==== EXCERTO DO TEXTO

Dragões, anões e biliões
Pela primeira vez na história, as 400 famílias mais ricas dos EUA, ou os bilionários, pagaram menos impostos do que 50 por cento das famílias mais pobres. É esta a conclusão do mais recente livro dos economistas Emmanuel Saez e Gabriel Zucman, O Triunfo da Injustiça: em 2018 os bilionários estado-unidenses pagaram impostos de 23 por cento sobre os seus rendimentos ao passo que a metade mais pobre da classe trabalhadora pagou 24,2 por cento. Da evolução histórica destes números resulta todo um tratado sobre a luta entre as classes: em 1980 esses bilionários pagavam 47 por cento e em 1960 pagavam 56 por cento. Em entrevista ao Washington Post, os economistas explicaram que normalmente os estudos sobre a desigualdade incidem sobre os 1 por cento mais ricos, ou mesmo os 0,1 por cento mais ricos, camuflando o peso destes 400 bilionários: «têm uma influência política, económica e financeira completamente desproporcional, são autênticos dragões», sintetizaram.

========

TAREFAS PROPOSTAS:
a. Enumere todas as taxas de imposto sobre o rendimento que o texto sobre os impostos dos bilionários apresenta. Indique para cada uma o grupo e o ano a que se refere.
b. Transcreva as entradas a partir da linha que contém "- product-name: Visa" e até à linha que contém "- date-header: marți, 13", ambas incluídas.

==== MATERIAL DO EXERCÍCIO

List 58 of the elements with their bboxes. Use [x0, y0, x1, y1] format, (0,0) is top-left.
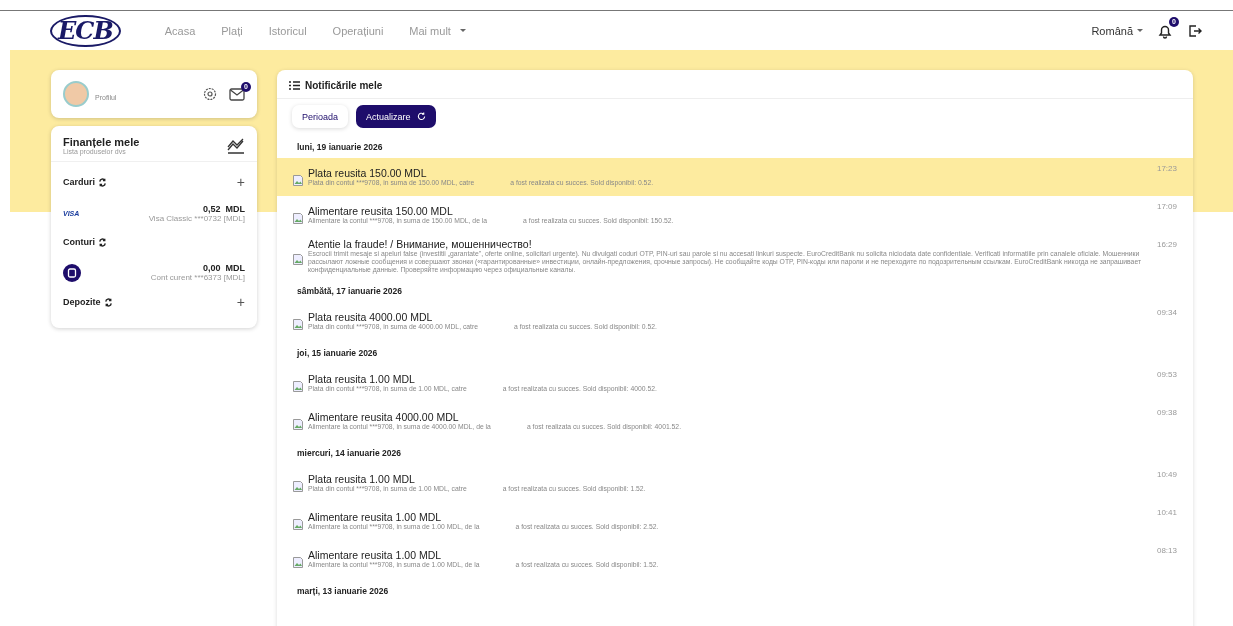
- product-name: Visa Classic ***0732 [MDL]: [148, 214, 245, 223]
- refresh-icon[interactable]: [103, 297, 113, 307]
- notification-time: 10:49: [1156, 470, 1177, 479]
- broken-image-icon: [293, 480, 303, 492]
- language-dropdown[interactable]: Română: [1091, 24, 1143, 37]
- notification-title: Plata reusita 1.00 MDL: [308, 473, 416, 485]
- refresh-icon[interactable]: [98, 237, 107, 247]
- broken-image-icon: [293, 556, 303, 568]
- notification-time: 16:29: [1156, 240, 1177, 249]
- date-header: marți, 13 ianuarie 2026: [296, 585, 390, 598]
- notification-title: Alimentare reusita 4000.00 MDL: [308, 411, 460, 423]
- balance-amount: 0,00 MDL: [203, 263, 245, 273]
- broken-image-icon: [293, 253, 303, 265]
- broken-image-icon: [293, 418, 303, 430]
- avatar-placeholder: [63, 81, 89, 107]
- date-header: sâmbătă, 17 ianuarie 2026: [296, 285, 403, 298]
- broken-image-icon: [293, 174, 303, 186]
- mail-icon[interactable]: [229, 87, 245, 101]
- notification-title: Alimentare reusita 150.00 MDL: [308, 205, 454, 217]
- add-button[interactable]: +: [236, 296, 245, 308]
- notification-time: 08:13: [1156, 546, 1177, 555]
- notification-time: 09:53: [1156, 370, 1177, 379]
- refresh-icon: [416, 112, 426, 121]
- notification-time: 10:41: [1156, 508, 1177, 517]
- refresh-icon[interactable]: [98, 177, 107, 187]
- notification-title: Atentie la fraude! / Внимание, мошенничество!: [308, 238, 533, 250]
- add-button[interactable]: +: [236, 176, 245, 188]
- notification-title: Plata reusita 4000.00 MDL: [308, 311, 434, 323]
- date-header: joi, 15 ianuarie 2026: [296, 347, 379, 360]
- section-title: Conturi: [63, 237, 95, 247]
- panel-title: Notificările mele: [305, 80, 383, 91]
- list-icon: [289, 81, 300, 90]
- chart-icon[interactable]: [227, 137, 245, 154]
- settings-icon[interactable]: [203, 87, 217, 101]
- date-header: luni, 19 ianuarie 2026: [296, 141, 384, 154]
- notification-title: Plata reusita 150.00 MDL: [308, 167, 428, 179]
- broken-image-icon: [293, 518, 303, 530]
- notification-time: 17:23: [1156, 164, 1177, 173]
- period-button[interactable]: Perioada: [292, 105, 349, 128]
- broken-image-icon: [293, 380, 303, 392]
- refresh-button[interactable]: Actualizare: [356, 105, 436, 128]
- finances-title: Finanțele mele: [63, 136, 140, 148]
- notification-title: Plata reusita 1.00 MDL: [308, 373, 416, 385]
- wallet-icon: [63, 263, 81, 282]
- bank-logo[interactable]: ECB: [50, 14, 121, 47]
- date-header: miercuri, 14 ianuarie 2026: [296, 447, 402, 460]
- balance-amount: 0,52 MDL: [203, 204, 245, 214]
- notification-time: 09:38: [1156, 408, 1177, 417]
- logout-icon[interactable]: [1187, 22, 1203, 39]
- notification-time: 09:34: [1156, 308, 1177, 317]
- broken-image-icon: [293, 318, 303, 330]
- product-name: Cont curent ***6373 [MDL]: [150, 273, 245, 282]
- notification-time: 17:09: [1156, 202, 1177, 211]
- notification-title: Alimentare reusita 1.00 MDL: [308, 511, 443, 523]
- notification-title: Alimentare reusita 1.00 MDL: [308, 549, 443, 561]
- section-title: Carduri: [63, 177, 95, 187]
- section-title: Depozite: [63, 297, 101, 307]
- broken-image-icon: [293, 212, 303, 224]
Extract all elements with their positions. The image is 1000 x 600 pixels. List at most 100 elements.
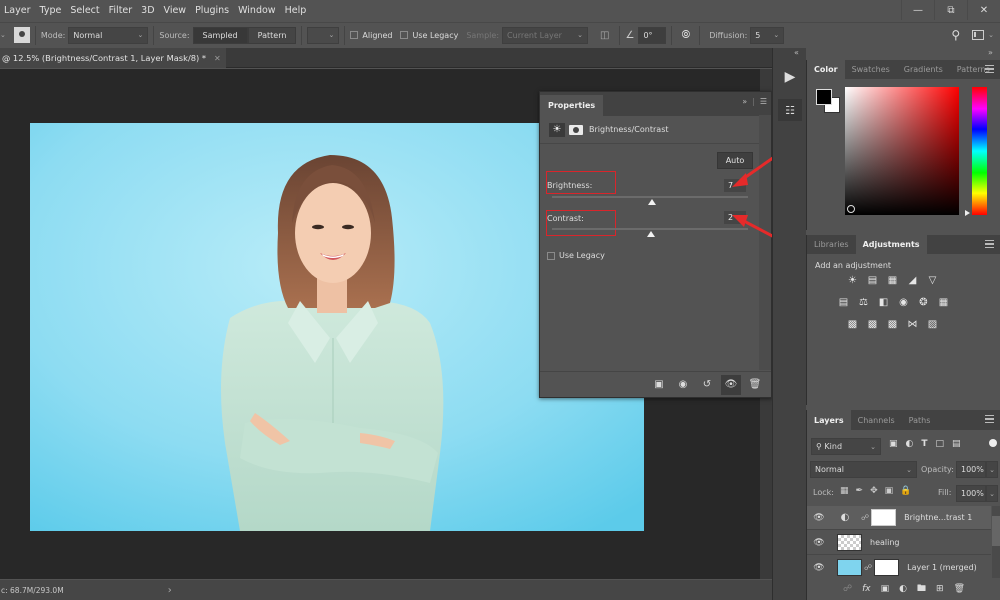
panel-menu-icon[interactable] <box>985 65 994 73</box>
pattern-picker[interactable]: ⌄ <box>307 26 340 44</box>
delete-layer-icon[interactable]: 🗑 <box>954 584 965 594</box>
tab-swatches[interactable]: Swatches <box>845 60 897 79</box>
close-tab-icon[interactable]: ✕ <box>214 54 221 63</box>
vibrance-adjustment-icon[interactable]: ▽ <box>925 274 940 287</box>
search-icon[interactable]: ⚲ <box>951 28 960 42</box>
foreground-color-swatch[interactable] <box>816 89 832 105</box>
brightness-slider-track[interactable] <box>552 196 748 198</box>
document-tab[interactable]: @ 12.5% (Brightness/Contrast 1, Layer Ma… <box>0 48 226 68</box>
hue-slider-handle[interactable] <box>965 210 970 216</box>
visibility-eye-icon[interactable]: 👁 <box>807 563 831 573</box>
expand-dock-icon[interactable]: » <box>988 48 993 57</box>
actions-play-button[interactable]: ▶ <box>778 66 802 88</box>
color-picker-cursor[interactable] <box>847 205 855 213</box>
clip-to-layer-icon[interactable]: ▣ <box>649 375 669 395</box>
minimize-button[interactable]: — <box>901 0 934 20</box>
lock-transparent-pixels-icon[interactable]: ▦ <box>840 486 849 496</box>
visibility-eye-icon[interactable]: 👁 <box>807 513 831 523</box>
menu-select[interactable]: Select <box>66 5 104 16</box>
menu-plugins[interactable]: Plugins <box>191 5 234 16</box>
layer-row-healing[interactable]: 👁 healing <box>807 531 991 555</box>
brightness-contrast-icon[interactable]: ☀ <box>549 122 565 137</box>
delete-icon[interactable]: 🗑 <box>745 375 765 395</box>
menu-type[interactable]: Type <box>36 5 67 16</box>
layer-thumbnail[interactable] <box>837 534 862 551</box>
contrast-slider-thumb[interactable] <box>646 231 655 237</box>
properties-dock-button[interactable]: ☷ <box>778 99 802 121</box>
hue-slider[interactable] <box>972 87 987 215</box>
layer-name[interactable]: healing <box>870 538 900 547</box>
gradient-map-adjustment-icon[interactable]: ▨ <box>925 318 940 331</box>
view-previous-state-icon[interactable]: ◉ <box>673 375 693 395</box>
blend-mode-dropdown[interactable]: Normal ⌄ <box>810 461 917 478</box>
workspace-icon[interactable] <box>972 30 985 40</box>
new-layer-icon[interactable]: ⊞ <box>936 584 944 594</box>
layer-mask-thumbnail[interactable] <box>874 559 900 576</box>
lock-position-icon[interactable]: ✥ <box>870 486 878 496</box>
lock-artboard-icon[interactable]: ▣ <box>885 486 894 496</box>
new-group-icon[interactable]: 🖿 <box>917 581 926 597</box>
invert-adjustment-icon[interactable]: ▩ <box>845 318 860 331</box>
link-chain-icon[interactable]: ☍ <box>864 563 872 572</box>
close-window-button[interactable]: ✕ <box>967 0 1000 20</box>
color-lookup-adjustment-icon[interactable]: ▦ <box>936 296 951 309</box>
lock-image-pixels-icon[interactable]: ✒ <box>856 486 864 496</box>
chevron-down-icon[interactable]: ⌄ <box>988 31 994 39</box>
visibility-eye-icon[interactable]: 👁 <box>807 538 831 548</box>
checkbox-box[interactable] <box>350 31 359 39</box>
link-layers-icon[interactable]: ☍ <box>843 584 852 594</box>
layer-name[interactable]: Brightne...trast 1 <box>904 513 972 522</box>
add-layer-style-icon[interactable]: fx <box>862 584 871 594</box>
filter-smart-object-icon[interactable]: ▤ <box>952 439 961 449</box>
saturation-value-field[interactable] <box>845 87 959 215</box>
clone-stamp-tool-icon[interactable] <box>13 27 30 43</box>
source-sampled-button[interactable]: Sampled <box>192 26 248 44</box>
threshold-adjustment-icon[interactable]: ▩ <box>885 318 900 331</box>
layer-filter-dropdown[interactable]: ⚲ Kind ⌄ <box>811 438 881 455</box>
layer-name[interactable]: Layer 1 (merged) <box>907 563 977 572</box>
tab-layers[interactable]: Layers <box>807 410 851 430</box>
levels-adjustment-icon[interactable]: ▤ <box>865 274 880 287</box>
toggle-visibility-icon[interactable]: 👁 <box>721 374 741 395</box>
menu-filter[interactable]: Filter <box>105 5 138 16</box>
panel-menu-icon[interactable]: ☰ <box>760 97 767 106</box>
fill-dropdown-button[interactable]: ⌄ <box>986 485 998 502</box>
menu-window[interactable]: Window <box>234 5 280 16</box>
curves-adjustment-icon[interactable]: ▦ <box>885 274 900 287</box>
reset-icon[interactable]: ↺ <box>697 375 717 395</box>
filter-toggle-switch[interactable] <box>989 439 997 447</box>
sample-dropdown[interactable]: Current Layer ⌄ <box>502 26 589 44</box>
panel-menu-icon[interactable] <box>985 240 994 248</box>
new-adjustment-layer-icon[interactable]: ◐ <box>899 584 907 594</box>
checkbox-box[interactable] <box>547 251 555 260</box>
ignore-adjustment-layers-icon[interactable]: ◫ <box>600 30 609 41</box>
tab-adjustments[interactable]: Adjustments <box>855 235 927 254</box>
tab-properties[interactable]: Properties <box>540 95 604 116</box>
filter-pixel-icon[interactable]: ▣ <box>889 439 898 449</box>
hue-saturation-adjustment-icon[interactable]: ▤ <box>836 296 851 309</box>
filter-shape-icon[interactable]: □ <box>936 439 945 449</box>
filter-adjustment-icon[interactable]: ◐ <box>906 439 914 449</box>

========

RESPOSTAS ÀS TAREFAS:
a.
- 23 por cento: bilionários estado-unidenses, 2018
- 24,2 por cento: metade mais pobre da classe trabalhadora, 2018
- 47 por cento: bilionários, 1980
- 56 por cento: bilionários, 1960

b.
- product-name: Visa Classic ***0732 [MDL]: [148, 214, 245, 223]
- refresh-icon[interactable]: [103, 297, 113, 307]
- notification-time: 10:49: [1156, 470, 1177, 479]
- broken-image-icon: [293, 480, 303, 492]
- language-dropdown[interactable]: Română: [1091, 24, 1143, 37]
- notification-title: Plata reusita 1.00 MDL: [308, 473, 416, 485]
- refresh-icon[interactable]: [98, 237, 107, 247]
- broken-image-icon: [293, 556, 303, 568]
- notification-time: 16:29: [1156, 240, 1177, 249]
- date-header: marți, 13 ianuarie 2026: [296, 585, 390, 598]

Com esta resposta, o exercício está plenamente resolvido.